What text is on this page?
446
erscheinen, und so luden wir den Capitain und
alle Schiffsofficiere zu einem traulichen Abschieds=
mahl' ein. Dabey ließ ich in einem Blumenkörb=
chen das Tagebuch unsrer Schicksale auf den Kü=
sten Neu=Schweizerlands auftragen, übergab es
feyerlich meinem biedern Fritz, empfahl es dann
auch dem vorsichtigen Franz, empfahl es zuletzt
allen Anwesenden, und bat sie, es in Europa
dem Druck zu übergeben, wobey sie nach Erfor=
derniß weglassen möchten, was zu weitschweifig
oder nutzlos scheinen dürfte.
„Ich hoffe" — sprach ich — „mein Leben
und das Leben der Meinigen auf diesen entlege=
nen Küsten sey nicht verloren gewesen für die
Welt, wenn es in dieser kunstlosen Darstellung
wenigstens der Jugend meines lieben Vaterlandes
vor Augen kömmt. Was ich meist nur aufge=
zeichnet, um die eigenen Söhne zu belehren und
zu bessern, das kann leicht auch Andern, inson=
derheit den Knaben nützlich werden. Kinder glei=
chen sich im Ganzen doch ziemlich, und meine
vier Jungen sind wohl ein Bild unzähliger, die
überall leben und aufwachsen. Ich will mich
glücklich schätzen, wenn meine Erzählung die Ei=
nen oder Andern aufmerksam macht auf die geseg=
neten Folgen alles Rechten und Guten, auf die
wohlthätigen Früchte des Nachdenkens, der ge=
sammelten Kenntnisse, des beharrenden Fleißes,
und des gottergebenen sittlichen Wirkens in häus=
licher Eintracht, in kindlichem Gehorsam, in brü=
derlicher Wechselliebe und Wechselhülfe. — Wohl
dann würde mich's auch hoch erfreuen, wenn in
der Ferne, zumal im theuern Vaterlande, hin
=======
→ **REQUIREMENTS**: Scan the material and collect every line that contains "auch".

→ **OUTPUT**:
auch dem vorsichtigen Franz, empfahl es zuletzt
zu bessern, das kann leicht auch Andern, inson=
dann würde mich's auch hoch erfreuen, wenn in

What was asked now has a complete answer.